Information provided:
━━━━━━━━━━
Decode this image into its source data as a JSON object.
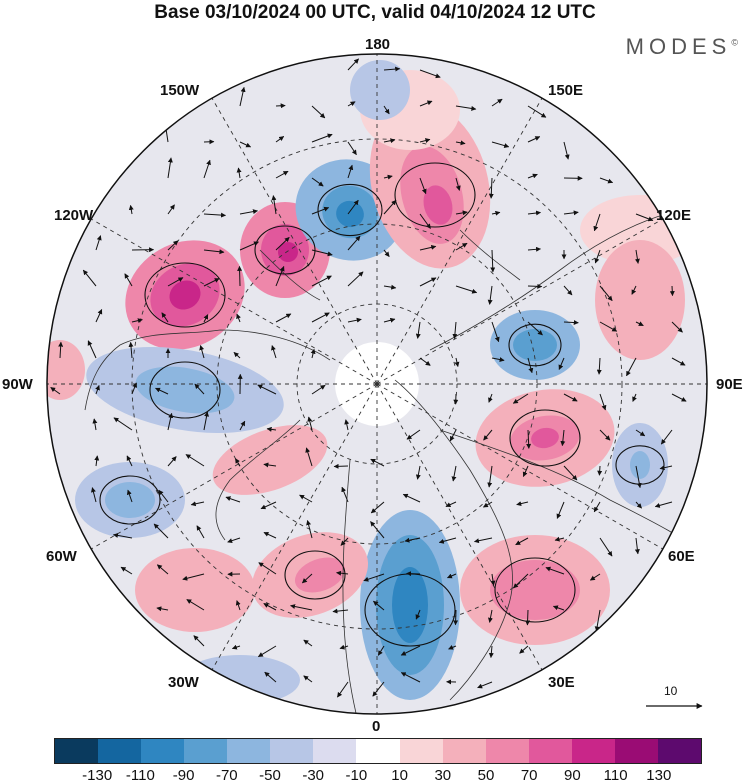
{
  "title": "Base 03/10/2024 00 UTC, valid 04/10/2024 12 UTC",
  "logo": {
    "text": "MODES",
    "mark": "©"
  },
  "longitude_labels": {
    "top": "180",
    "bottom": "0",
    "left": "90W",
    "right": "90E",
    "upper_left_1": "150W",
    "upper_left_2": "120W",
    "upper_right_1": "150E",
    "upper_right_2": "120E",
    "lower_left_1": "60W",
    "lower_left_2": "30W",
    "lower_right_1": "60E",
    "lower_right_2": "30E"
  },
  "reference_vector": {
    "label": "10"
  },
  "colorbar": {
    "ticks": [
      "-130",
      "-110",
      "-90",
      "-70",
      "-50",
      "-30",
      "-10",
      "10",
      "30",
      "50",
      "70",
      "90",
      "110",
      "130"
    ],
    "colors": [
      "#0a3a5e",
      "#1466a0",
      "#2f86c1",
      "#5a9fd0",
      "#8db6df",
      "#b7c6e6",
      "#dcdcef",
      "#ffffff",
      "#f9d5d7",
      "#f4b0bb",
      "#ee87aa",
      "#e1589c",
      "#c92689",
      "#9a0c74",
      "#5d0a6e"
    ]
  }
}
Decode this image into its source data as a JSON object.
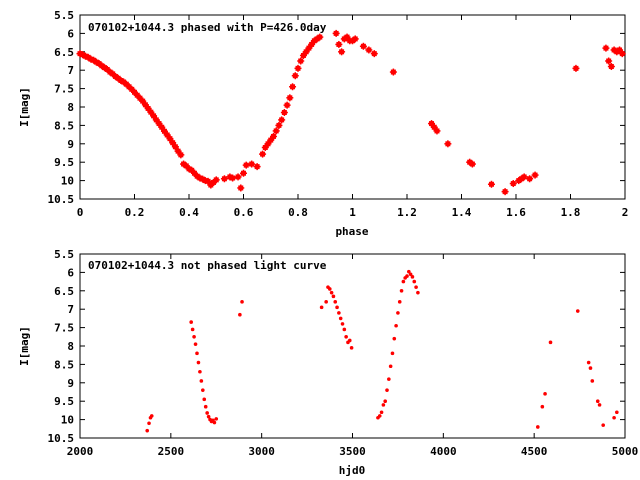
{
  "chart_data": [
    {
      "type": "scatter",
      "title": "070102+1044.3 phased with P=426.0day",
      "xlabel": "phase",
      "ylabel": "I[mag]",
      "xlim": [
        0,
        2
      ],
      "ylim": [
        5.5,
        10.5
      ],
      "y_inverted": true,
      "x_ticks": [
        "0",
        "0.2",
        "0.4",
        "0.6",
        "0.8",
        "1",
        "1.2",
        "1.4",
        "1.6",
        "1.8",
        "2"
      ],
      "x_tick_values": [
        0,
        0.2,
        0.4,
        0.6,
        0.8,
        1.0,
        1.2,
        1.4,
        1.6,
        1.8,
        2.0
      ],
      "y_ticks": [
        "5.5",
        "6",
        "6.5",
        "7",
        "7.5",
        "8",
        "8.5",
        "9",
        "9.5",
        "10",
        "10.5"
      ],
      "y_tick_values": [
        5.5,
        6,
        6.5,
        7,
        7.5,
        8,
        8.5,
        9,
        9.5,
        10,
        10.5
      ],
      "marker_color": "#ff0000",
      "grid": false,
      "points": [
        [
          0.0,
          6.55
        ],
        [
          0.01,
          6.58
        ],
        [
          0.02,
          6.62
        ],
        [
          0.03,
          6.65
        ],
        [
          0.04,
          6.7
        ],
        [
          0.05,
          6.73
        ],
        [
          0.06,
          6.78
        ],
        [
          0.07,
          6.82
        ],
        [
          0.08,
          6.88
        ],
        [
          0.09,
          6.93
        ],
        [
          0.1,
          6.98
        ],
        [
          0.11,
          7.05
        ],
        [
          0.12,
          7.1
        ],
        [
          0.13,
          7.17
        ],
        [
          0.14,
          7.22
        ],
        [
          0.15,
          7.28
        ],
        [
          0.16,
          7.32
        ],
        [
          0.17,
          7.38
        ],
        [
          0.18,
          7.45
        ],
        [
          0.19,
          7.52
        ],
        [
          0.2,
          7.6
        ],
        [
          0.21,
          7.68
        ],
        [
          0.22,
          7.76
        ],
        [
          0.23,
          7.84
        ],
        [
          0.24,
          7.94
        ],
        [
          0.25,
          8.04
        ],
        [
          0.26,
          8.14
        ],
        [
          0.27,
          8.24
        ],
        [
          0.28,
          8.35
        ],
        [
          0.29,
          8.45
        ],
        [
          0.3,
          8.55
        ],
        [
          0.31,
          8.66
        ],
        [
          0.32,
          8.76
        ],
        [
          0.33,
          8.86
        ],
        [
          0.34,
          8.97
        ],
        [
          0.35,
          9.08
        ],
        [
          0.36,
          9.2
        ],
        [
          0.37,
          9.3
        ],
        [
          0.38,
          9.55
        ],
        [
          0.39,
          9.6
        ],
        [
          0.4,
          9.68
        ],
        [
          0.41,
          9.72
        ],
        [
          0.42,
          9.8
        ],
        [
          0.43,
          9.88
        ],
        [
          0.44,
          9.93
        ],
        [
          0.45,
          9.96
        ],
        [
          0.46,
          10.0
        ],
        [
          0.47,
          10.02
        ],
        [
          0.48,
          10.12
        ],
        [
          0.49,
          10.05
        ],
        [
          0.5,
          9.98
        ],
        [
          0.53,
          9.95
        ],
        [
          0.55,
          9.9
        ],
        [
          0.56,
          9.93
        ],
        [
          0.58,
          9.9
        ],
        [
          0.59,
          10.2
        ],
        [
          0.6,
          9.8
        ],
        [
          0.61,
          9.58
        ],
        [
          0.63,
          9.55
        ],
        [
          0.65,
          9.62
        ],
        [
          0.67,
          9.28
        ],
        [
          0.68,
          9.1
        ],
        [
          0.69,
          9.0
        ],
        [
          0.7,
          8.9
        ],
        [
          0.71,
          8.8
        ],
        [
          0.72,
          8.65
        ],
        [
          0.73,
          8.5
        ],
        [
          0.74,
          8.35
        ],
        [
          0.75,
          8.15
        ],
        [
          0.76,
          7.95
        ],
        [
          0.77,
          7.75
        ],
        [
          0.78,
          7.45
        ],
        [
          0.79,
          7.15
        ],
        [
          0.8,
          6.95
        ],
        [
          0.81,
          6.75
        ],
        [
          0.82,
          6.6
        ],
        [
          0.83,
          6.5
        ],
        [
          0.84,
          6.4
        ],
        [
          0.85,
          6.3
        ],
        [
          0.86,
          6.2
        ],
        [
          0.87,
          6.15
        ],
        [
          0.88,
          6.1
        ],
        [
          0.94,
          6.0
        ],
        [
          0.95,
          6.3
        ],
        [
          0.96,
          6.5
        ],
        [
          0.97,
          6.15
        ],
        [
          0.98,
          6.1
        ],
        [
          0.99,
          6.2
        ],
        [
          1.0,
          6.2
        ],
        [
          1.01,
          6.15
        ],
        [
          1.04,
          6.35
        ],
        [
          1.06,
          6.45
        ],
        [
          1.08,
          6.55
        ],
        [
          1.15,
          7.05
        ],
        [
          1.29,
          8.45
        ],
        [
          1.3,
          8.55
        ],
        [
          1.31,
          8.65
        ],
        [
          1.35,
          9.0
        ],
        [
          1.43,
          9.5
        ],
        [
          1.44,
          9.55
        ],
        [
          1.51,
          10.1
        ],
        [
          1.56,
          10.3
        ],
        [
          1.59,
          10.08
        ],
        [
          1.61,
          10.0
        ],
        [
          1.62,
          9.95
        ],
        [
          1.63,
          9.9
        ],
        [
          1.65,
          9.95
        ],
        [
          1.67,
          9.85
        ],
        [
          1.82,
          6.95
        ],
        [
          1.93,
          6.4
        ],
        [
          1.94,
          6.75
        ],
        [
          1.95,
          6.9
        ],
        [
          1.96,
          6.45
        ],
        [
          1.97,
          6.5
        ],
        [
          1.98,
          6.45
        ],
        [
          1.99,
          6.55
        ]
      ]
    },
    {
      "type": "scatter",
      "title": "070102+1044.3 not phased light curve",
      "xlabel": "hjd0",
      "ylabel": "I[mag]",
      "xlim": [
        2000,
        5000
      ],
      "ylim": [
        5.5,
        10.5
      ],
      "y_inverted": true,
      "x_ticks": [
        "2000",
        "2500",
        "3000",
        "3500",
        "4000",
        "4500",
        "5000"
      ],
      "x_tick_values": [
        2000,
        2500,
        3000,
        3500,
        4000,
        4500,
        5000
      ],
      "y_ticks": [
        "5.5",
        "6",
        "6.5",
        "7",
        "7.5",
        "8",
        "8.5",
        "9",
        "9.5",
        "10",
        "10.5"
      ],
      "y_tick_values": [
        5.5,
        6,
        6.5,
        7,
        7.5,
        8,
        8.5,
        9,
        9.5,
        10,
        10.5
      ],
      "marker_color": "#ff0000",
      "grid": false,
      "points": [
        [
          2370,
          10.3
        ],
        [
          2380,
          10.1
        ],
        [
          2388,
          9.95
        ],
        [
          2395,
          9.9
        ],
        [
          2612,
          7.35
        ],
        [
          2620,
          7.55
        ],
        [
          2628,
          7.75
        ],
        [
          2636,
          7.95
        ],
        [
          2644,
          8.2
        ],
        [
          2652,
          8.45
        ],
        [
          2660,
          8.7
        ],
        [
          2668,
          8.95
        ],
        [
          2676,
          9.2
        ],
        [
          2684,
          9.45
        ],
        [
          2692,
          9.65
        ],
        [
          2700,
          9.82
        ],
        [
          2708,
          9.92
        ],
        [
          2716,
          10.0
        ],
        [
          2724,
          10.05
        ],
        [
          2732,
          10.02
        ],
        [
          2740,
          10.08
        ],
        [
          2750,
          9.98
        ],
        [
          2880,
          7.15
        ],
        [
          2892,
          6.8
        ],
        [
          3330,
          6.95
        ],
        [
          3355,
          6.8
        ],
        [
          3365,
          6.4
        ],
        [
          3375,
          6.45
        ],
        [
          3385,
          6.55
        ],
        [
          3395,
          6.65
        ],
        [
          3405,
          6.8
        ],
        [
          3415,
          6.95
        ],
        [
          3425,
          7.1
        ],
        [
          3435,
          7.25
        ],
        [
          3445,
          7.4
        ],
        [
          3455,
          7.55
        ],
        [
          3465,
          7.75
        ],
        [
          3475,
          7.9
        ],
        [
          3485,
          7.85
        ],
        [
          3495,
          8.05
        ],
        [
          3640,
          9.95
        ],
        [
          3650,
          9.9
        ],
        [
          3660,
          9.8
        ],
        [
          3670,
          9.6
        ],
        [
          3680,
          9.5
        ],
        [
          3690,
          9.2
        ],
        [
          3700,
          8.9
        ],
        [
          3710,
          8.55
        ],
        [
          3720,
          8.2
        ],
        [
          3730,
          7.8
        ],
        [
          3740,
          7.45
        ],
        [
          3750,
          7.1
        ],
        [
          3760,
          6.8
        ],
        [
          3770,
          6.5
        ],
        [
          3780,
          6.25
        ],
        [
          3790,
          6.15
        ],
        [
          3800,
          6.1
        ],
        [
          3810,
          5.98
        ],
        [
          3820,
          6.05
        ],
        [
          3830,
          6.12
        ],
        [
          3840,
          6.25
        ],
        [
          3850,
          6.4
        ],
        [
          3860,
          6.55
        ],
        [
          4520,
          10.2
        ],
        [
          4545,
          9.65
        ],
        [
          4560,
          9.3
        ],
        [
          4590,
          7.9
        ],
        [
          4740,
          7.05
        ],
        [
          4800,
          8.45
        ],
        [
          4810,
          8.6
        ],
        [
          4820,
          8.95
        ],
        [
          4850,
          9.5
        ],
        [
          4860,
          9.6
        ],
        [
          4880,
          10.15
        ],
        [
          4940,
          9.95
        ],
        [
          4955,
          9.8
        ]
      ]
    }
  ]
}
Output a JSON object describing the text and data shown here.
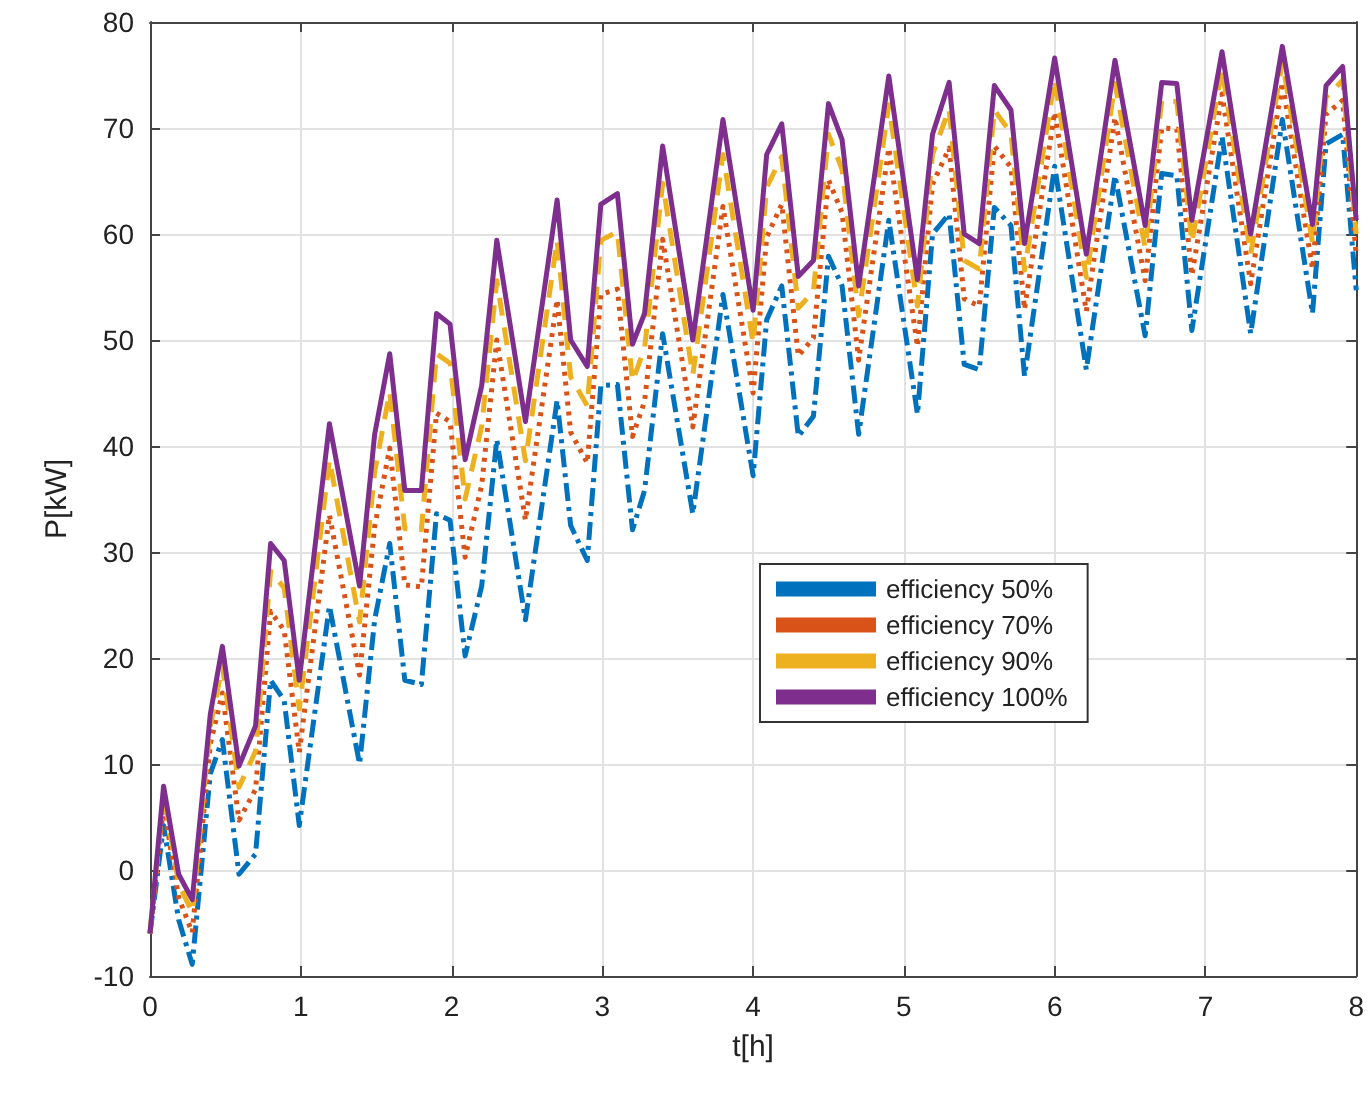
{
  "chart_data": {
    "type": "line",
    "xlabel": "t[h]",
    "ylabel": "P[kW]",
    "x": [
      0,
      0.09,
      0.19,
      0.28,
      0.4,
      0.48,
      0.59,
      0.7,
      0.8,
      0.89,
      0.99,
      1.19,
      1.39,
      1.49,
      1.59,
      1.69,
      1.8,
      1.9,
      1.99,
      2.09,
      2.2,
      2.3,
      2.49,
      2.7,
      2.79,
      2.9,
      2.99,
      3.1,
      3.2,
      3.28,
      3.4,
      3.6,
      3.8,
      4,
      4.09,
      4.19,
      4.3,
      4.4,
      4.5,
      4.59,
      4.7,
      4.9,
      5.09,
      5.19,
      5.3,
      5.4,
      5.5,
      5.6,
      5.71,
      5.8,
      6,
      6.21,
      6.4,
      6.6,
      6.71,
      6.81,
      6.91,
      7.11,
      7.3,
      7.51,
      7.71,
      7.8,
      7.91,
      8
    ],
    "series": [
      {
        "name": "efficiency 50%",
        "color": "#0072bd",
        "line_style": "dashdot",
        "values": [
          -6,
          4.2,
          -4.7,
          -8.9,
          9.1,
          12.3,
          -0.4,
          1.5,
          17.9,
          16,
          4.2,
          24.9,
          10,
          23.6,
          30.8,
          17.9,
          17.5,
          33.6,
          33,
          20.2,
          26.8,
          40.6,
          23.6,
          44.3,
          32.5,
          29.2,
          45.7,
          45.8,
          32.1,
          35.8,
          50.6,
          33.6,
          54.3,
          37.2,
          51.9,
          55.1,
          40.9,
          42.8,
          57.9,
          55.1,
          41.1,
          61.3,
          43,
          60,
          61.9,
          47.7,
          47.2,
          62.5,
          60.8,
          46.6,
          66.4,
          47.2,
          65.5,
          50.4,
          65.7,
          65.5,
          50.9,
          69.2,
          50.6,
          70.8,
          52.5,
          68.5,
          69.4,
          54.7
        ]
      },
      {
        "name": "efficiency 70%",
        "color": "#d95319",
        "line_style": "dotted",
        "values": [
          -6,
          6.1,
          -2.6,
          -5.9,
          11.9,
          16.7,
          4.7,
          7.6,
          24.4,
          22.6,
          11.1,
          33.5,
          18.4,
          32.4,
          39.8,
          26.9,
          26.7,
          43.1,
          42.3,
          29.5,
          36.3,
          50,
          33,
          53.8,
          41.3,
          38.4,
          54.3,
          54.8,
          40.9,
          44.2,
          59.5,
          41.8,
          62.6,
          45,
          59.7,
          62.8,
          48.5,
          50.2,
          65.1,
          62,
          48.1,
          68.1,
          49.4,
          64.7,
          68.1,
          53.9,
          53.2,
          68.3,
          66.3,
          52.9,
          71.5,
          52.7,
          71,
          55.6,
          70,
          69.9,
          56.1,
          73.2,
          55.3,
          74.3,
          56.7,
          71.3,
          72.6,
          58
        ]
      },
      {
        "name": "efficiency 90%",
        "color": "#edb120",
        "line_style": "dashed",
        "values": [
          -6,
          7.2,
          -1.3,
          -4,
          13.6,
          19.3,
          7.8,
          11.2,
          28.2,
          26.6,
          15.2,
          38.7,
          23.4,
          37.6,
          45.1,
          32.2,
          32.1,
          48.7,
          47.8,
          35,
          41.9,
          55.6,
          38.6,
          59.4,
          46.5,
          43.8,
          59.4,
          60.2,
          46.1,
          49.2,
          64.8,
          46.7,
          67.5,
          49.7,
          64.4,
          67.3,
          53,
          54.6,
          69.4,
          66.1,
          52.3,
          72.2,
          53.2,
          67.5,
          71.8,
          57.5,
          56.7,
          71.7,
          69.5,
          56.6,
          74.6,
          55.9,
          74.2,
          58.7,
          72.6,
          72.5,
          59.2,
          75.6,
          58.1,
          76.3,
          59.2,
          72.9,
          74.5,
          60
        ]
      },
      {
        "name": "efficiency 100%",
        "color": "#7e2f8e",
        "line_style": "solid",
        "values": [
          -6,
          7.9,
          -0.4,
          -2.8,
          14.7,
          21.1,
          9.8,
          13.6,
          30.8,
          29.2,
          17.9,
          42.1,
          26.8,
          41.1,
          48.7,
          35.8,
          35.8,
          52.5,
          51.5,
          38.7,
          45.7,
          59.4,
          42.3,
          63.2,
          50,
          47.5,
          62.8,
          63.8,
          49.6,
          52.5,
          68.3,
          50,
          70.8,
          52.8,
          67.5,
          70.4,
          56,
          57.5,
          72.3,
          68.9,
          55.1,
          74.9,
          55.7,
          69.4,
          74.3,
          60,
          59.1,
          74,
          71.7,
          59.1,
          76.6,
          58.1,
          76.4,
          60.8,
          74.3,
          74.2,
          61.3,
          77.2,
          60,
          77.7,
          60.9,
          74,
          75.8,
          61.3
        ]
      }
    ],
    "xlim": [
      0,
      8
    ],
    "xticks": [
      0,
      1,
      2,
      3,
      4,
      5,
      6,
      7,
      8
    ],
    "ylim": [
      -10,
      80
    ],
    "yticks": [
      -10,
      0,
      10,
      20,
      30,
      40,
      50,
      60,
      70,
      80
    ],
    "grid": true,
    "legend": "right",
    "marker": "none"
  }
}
━━━━━━━━━━
Task objective: Pull every line containing the word "text" out of the material.

Result of this task:
    "text": "MODES",
Output a JSON object describing the text and data shown here.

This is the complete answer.